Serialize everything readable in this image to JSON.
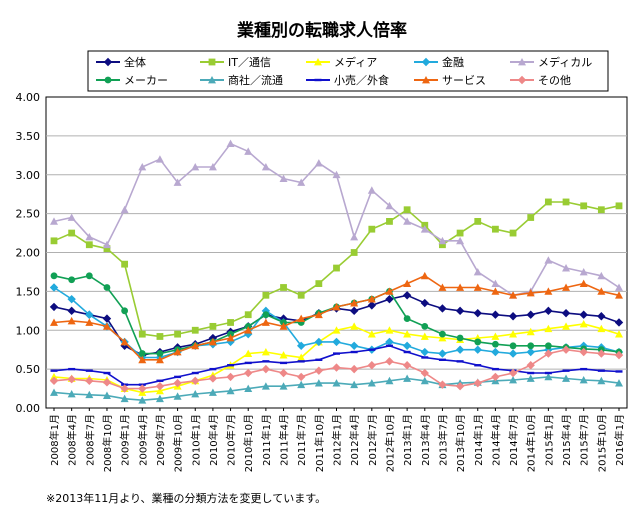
{
  "chart_data": {
    "type": "line",
    "title": "業種別の転職求人倍率",
    "footnote": "※2013年11月より、業種の分類方法を変更しています。",
    "ylim": [
      0,
      4
    ],
    "yticks": [
      "0.00",
      "0.50",
      "1.00",
      "1.50",
      "2.00",
      "2.50",
      "3.00",
      "3.50",
      "4.00"
    ],
    "xticks": [
      "2008年1月",
      "2008年4月",
      "2008年7月",
      "2008年10月",
      "2009年1月",
      "2009年4月",
      "2009年7月",
      "2009年10月",
      "2010年1月",
      "2010年4月",
      "2010年7月",
      "2010年10月",
      "2011年1月",
      "2011年4月",
      "2011年7月",
      "2011年10月",
      "2012年1月",
      "2012年4月",
      "2012年7月",
      "2012年10月",
      "2013年1月",
      "2013年4月",
      "2013年7月",
      "2013年10月",
      "2014年1月",
      "2014年4月",
      "2014年7月",
      "2014年10月",
      "2015年1月",
      "2015年4月",
      "2015年7月",
      "2015年10月",
      "2016年1月"
    ],
    "series": [
      {
        "name": "全体",
        "color": "#0d0d80",
        "marker": "diamond",
        "values": [
          1.3,
          1.25,
          1.2,
          1.15,
          0.8,
          0.68,
          0.72,
          0.78,
          0.82,
          0.9,
          0.98,
          1.05,
          1.2,
          1.15,
          1.12,
          1.22,
          1.28,
          1.25,
          1.32,
          1.4,
          1.45,
          1.35,
          1.28,
          1.25,
          1.22,
          1.2,
          1.18,
          1.2,
          1.25,
          1.22,
          1.2,
          1.18,
          1.1
        ]
      },
      {
        "name": "IT／通信",
        "color": "#99cc33",
        "marker": "square",
        "values": [
          2.15,
          2.25,
          2.1,
          2.05,
          1.85,
          0.95,
          0.92,
          0.95,
          1.0,
          1.05,
          1.1,
          1.2,
          1.45,
          1.55,
          1.45,
          1.6,
          1.8,
          2.0,
          2.3,
          2.4,
          2.55,
          2.35,
          2.1,
          2.25,
          2.4,
          2.3,
          2.25,
          2.45,
          2.65,
          2.65,
          2.6,
          2.55,
          2.6
        ]
      },
      {
        "name": "メディア",
        "color": "#ffff00",
        "marker": "triangle",
        "values": [
          0.4,
          0.38,
          0.38,
          0.36,
          0.25,
          0.2,
          0.22,
          0.28,
          0.35,
          0.42,
          0.55,
          0.7,
          0.72,
          0.68,
          0.65,
          0.85,
          1.0,
          1.05,
          0.95,
          1.0,
          0.95,
          0.92,
          0.9,
          0.88,
          0.9,
          0.92,
          0.95,
          0.98,
          1.02,
          1.05,
          1.08,
          1.02,
          0.95
        ]
      },
      {
        "name": "金融",
        "color": "#22aadd",
        "marker": "diamond",
        "values": [
          1.55,
          1.4,
          1.2,
          1.05,
          0.85,
          0.65,
          0.65,
          0.72,
          0.8,
          0.82,
          0.85,
          0.95,
          1.25,
          1.1,
          0.8,
          0.85,
          0.85,
          0.8,
          0.75,
          0.85,
          0.8,
          0.72,
          0.7,
          0.75,
          0.75,
          0.72,
          0.7,
          0.72,
          0.75,
          0.78,
          0.8,
          0.78,
          0.72
        ]
      },
      {
        "name": "メディカル",
        "color": "#b8a8d0",
        "marker": "triangle",
        "values": [
          2.4,
          2.45,
          2.2,
          2.1,
          2.55,
          3.1,
          3.2,
          2.9,
          3.1,
          3.1,
          3.4,
          3.3,
          3.1,
          2.95,
          2.9,
          3.15,
          3.0,
          2.2,
          2.8,
          2.6,
          2.4,
          2.3,
          2.15,
          2.15,
          1.75,
          1.6,
          1.45,
          1.5,
          1.9,
          1.8,
          1.75,
          1.7,
          1.55
        ]
      },
      {
        "name": "メーカー",
        "color": "#11a055",
        "marker": "circle",
        "values": [
          1.7,
          1.65,
          1.7,
          1.55,
          1.25,
          0.7,
          0.7,
          0.75,
          0.8,
          0.85,
          0.95,
          1.05,
          1.2,
          1.1,
          1.1,
          1.22,
          1.3,
          1.35,
          1.4,
          1.5,
          1.15,
          1.05,
          0.95,
          0.9,
          0.85,
          0.82,
          0.8,
          0.8,
          0.8,
          0.78,
          0.76,
          0.75,
          0.72
        ]
      },
      {
        "name": "商社／流通",
        "color": "#4caab8",
        "marker": "triangle",
        "values": [
          0.2,
          0.18,
          0.17,
          0.16,
          0.12,
          0.1,
          0.12,
          0.15,
          0.18,
          0.2,
          0.22,
          0.25,
          0.28,
          0.28,
          0.3,
          0.32,
          0.32,
          0.3,
          0.32,
          0.35,
          0.38,
          0.35,
          0.3,
          0.32,
          0.33,
          0.35,
          0.36,
          0.38,
          0.4,
          0.38,
          0.36,
          0.35,
          0.32
        ]
      },
      {
        "name": "小売／外食",
        "color": "#1010cc",
        "marker": "dash",
        "values": [
          0.48,
          0.5,
          0.48,
          0.45,
          0.3,
          0.3,
          0.35,
          0.4,
          0.45,
          0.5,
          0.55,
          0.58,
          0.6,
          0.58,
          0.6,
          0.62,
          0.7,
          0.72,
          0.75,
          0.8,
          0.72,
          0.65,
          0.62,
          0.6,
          0.55,
          0.5,
          0.48,
          0.45,
          0.45,
          0.48,
          0.5,
          0.48,
          0.47
        ]
      },
      {
        "name": "サービス",
        "color": "#ee6611",
        "marker": "triangle",
        "values": [
          1.1,
          1.12,
          1.1,
          1.05,
          0.85,
          0.62,
          0.62,
          0.72,
          0.8,
          0.85,
          0.9,
          1.0,
          1.1,
          1.05,
          1.15,
          1.2,
          1.3,
          1.35,
          1.4,
          1.5,
          1.6,
          1.7,
          1.55,
          1.55,
          1.55,
          1.5,
          1.45,
          1.48,
          1.5,
          1.55,
          1.6,
          1.5,
          1.45
        ]
      },
      {
        "name": "その他",
        "color": "#ee8888",
        "marker": "diamond",
        "values": [
          0.35,
          0.37,
          0.35,
          0.33,
          0.25,
          0.25,
          0.28,
          0.32,
          0.35,
          0.38,
          0.4,
          0.45,
          0.5,
          0.45,
          0.4,
          0.48,
          0.52,
          0.5,
          0.55,
          0.6,
          0.55,
          0.45,
          0.3,
          0.28,
          0.32,
          0.4,
          0.45,
          0.55,
          0.7,
          0.75,
          0.72,
          0.7,
          0.68
        ]
      }
    ]
  }
}
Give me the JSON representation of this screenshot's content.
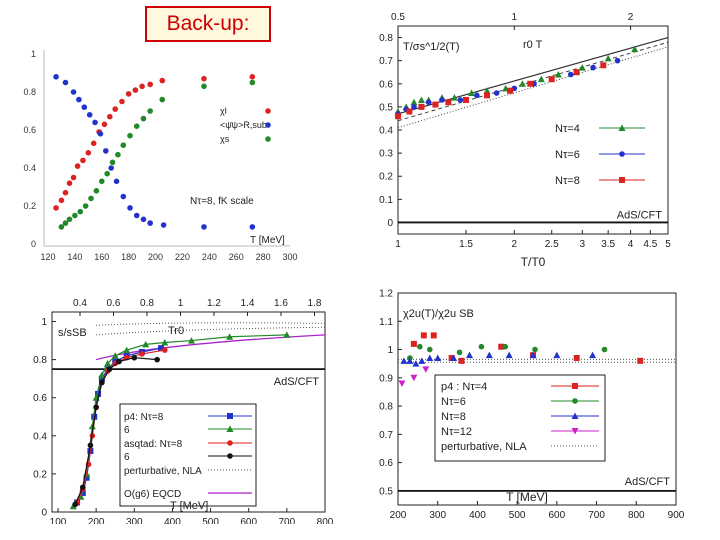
{
  "slide": {
    "title": "Back-up:"
  },
  "chart_data": [
    {
      "type": "scatter",
      "title": "",
      "xlabel": "T [MeV]",
      "ylabel": "",
      "xlim": [
        120,
        300
      ],
      "ylim": [
        0,
        1
      ],
      "x_ticks": [
        "120",
        "140",
        "160",
        "180",
        "200",
        "220",
        "240",
        "260",
        "280",
        "300"
      ],
      "y_ticks": [
        "0",
        "0.2",
        "0.4",
        "0.6",
        "0.8",
        "1"
      ],
      "annotation": "Nτ=8, fK scale",
      "series": [
        {
          "name": "χl",
          "color": "#dd2222",
          "x": [
            126,
            130,
            133,
            136,
            139,
            142,
            146,
            150,
            154,
            158,
            162,
            166,
            170,
            175,
            180,
            185,
            190,
            196,
            205,
            236,
            272
          ],
          "y": [
            0.19,
            0.23,
            0.27,
            0.32,
            0.35,
            0.41,
            0.44,
            0.48,
            0.53,
            0.59,
            0.63,
            0.67,
            0.71,
            0.75,
            0.79,
            0.81,
            0.83,
            0.84,
            0.86,
            0.87,
            0.88
          ]
        },
        {
          "name": "<ψ̄ψ>R,sub",
          "color": "#2233cc",
          "x": [
            126,
            133,
            139,
            143,
            147,
            151,
            155,
            159,
            163,
            167,
            171,
            176,
            181,
            186,
            191,
            196,
            206,
            236,
            272
          ],
          "y": [
            0.88,
            0.85,
            0.8,
            0.76,
            0.72,
            0.68,
            0.64,
            0.58,
            0.49,
            0.4,
            0.33,
            0.25,
            0.19,
            0.15,
            0.13,
            0.11,
            0.1,
            0.09,
            0.09
          ]
        },
        {
          "name": "χs",
          "color": "#22882a",
          "x": [
            130,
            133,
            136,
            140,
            144,
            148,
            152,
            156,
            160,
            164,
            168,
            172,
            176,
            181,
            186,
            191,
            196,
            205,
            236,
            272
          ],
          "y": [
            0.09,
            0.11,
            0.13,
            0.15,
            0.17,
            0.2,
            0.24,
            0.28,
            0.33,
            0.37,
            0.43,
            0.47,
            0.52,
            0.57,
            0.62,
            0.66,
            0.7,
            0.76,
            0.83,
            0.85
          ]
        }
      ]
    },
    {
      "type": "scatter",
      "xlabel": "T/T0",
      "ylabel": "T/σs^1/2(T)",
      "top_axis_label": "r0 T",
      "xlim": [
        1,
        5
      ],
      "ylim": [
        -0.05,
        0.85
      ],
      "x_ticks": [
        "1",
        "1.5",
        "2",
        "2.5",
        "3",
        "3.5",
        "4",
        "4.5",
        "5"
      ],
      "top_ticks": [
        "0.5",
        "1",
        "2"
      ],
      "y_ticks": [
        "0",
        "0.1",
        "0.2",
        "0.3",
        "0.4",
        "0.5",
        "0.6",
        "0.7",
        "0.8"
      ],
      "reference_line": {
        "label": "AdS/CFT",
        "y": 0
      },
      "series": [
        {
          "name": "Nτ=4",
          "color": "#22882a",
          "x": [
            1.0,
            1.05,
            1.1,
            1.15,
            1.2,
            1.3,
            1.4,
            1.55,
            1.7,
            1.9,
            2.1,
            2.35,
            2.6,
            3.0,
            3.5,
            4.1
          ],
          "y": [
            0.48,
            0.5,
            0.52,
            0.53,
            0.53,
            0.54,
            0.54,
            0.56,
            0.57,
            0.58,
            0.6,
            0.62,
            0.64,
            0.67,
            0.71,
            0.75
          ]
        },
        {
          "name": "Nτ=6",
          "color": "#2233cc",
          "x": [
            1.0,
            1.05,
            1.1,
            1.2,
            1.3,
            1.45,
            1.6,
            1.8,
            2.0,
            2.25,
            2.5,
            2.8,
            3.2,
            3.7
          ],
          "y": [
            0.47,
            0.49,
            0.5,
            0.52,
            0.53,
            0.53,
            0.55,
            0.56,
            0.58,
            0.6,
            0.62,
            0.64,
            0.67,
            0.7
          ]
        },
        {
          "name": "Nτ=8",
          "color": "#dd2222",
          "x": [
            1.0,
            1.07,
            1.15,
            1.25,
            1.35,
            1.5,
            1.7,
            1.95,
            2.2,
            2.5,
            2.9,
            3.4
          ],
          "y": [
            0.46,
            0.48,
            0.5,
            0.51,
            0.52,
            0.53,
            0.55,
            0.57,
            0.6,
            0.62,
            0.65,
            0.68
          ]
        }
      ]
    },
    {
      "type": "line",
      "xlabel": "T [MeV]",
      "ylabel": "s/sSB",
      "top_axis_label": "Tr0",
      "xlim": [
        100,
        800
      ],
      "ylim": [
        0,
        1.05
      ],
      "x_ticks": [
        "100",
        "200",
        "300",
        "400",
        "500",
        "600",
        "700",
        "800"
      ],
      "top_ticks": [
        "0.4",
        "0.6",
        "0.8",
        "1",
        "1.2",
        "1.4",
        "1.6",
        "1.8"
      ],
      "y_ticks": [
        "0",
        "0.2",
        "0.4",
        "0.6",
        "0.8",
        "1"
      ],
      "reference_line": {
        "label": "AdS/CFT",
        "y": 0.75
      },
      "series": [
        {
          "name": "p4: Nτ=8",
          "color": "#2233cc",
          "x": [
            150,
            165,
            175,
            185,
            195,
            205,
            215,
            230,
            250,
            280,
            320,
            370
          ],
          "y": [
            0.05,
            0.1,
            0.18,
            0.32,
            0.5,
            0.62,
            0.7,
            0.75,
            0.79,
            0.82,
            0.84,
            0.86
          ]
        },
        {
          "name": "6",
          "color": "#22882a",
          "x": [
            140,
            160,
            175,
            190,
            200,
            215,
            230,
            250,
            280,
            330,
            380,
            450,
            550,
            700
          ],
          "y": [
            0.03,
            0.08,
            0.2,
            0.45,
            0.6,
            0.72,
            0.78,
            0.82,
            0.85,
            0.88,
            0.89,
            0.9,
            0.92,
            0.93
          ]
        },
        {
          "name": "asqtad: Nτ=8",
          "color": "#dd2222",
          "x": [
            150,
            165,
            180,
            190,
            200,
            215,
            230,
            250,
            280,
            320,
            380
          ],
          "y": [
            0.05,
            0.12,
            0.25,
            0.4,
            0.55,
            0.68,
            0.74,
            0.78,
            0.81,
            0.83,
            0.85
          ]
        },
        {
          "name": "6",
          "color": "#111111",
          "x": [
            145,
            165,
            185,
            200,
            215,
            235,
            260,
            300,
            360
          ],
          "y": [
            0.04,
            0.13,
            0.35,
            0.55,
            0.68,
            0.75,
            0.79,
            0.81,
            0.8
          ]
        }
      ],
      "legend_lines": [
        "perturbative, NLA",
        "O(g6) EQCD"
      ]
    },
    {
      "type": "scatter",
      "xlabel": "T [MeV]",
      "ylabel": "χ2u(T)/χ2u SB",
      "xlim": [
        200,
        900
      ],
      "ylim": [
        0.45,
        1.2
      ],
      "x_ticks": [
        "200",
        "300",
        "400",
        "500",
        "600",
        "700",
        "800",
        "900"
      ],
      "y_ticks": [
        "0.5",
        "0.6",
        "0.7",
        "0.8",
        "0.9",
        "1",
        "1.1",
        "1.2"
      ],
      "reference_line": {
        "label": "AdS/CFT",
        "y": 0.5
      },
      "series": [
        {
          "name": "p4 : Nτ=4",
          "color": "#dd2222",
          "x": [
            240,
            265,
            290,
            335,
            360,
            460,
            540,
            650,
            810
          ],
          "y": [
            1.02,
            1.05,
            1.05,
            0.97,
            0.96,
            1.01,
            0.98,
            0.97,
            0.96
          ]
        },
        {
          "name": "Nτ=6",
          "color": "#22882a",
          "x": [
            230,
            255,
            280,
            355,
            410,
            470,
            545,
            720
          ],
          "y": [
            0.97,
            1.01,
            1.0,
            0.99,
            1.01,
            1.01,
            1.0,
            1.0
          ]
        },
        {
          "name": "Nτ=8",
          "color": "#2233cc",
          "x": [
            215,
            230,
            245,
            260,
            280,
            300,
            340,
            380,
            430,
            480,
            540,
            600,
            690
          ],
          "y": [
            0.96,
            0.96,
            0.95,
            0.96,
            0.97,
            0.97,
            0.97,
            0.98,
            0.98,
            0.98,
            0.98,
            0.98,
            0.98
          ]
        },
        {
          "name": "Nτ=12",
          "color": "#cc22cc",
          "x": [
            210,
            240,
            270
          ],
          "y": [
            0.88,
            0.9,
            0.93
          ]
        }
      ],
      "legend_lines": [
        "perturbative, NLA"
      ]
    }
  ]
}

- Aim: Take every line from the records above that has the word "perturbative" and copy it.

- Correct output:
        "perturbative, NLA",
        "perturbative, NLA"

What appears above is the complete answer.